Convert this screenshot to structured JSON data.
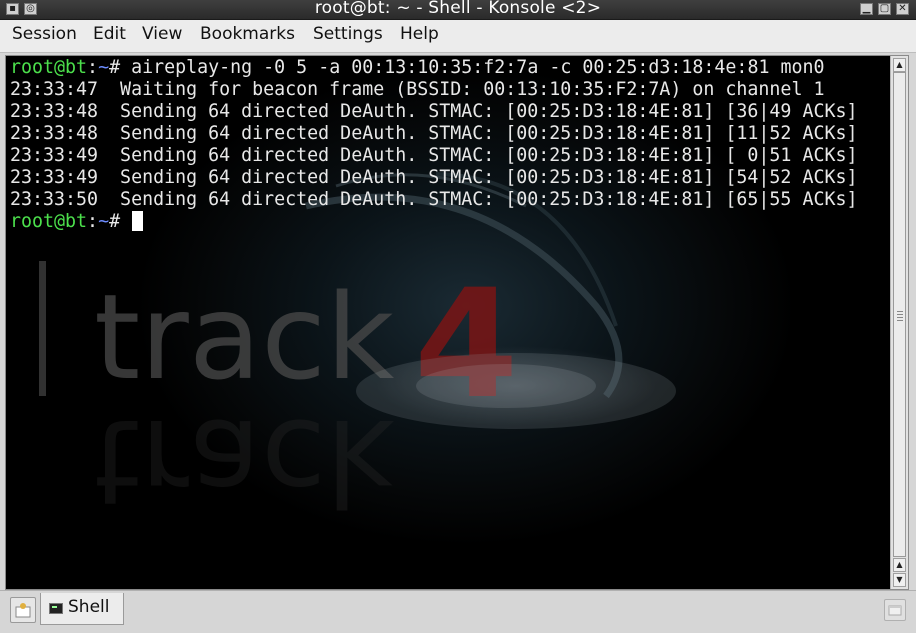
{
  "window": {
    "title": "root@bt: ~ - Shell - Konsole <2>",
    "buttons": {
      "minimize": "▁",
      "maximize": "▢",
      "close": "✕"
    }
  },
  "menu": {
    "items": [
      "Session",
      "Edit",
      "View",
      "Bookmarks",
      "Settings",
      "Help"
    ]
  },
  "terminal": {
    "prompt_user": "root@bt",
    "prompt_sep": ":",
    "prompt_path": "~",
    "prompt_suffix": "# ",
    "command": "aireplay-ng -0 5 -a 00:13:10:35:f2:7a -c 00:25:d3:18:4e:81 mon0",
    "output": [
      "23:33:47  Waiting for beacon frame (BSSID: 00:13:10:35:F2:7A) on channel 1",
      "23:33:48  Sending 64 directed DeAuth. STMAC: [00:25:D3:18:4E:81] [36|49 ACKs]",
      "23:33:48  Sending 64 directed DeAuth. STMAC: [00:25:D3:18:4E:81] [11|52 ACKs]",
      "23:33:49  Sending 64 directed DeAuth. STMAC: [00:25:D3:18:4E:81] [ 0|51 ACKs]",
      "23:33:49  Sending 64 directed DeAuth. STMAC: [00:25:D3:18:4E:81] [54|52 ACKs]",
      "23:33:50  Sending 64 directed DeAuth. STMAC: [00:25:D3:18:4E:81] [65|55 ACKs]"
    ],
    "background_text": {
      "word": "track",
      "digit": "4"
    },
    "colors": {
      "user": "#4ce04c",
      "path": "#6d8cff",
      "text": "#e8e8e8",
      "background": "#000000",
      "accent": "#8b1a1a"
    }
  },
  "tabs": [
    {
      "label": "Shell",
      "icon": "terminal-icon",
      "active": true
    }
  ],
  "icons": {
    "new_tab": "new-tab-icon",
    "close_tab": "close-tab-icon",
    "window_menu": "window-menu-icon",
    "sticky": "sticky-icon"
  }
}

...

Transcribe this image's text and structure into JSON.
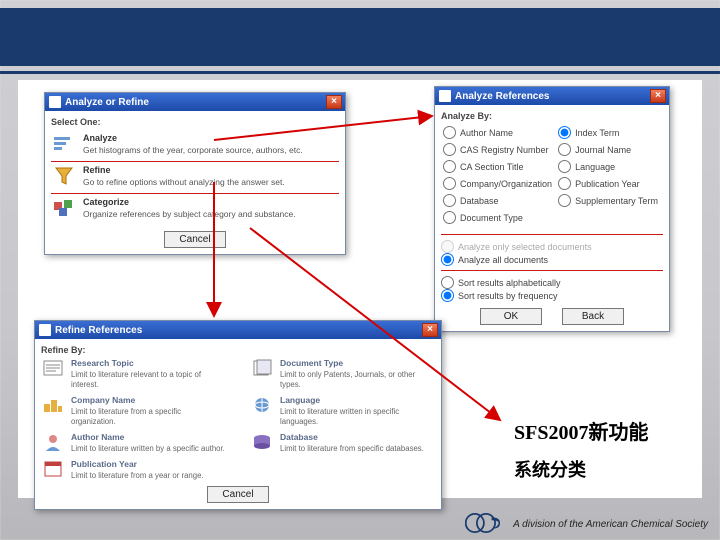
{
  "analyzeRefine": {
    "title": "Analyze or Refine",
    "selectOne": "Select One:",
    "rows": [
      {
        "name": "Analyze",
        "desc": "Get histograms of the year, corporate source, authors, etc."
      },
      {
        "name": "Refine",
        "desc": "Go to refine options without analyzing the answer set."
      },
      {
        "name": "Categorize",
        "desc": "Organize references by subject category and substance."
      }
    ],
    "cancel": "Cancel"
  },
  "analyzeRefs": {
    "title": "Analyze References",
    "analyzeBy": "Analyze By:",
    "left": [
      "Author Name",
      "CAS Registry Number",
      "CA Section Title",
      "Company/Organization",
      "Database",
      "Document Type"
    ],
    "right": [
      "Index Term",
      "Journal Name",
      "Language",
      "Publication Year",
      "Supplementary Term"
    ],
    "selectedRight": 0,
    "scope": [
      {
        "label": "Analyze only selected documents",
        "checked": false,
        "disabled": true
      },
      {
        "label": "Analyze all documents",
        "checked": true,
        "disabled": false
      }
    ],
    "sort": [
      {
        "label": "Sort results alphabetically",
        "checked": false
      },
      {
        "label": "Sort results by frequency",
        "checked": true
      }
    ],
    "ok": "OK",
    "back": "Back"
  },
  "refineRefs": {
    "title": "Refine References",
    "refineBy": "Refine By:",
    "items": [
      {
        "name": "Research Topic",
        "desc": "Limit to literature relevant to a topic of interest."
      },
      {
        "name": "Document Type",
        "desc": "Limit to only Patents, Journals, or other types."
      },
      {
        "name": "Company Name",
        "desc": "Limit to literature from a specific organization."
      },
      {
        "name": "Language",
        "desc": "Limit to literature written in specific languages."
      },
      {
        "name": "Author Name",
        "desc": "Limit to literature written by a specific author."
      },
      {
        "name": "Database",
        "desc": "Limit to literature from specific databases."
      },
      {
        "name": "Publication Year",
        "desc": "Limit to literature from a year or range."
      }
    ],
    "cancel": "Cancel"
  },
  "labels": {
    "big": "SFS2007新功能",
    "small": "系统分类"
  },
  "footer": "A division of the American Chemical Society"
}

◆ The task
Pull every line holding "Limit" out of the records.

◆ Answer to the exercise
        "desc": "Limit to literature relevant to a topic of interest."
        "desc": "Limit to only Patents, Journals, or other types."
        "desc": "Limit to literature from a specific organization."
        "desc": "Limit to literature written in specific languages."
        "desc": "Limit to literature written by a specific author."
        "desc": "Limit to literature from specific databases."
        "desc": "Limit to literature from a year or range."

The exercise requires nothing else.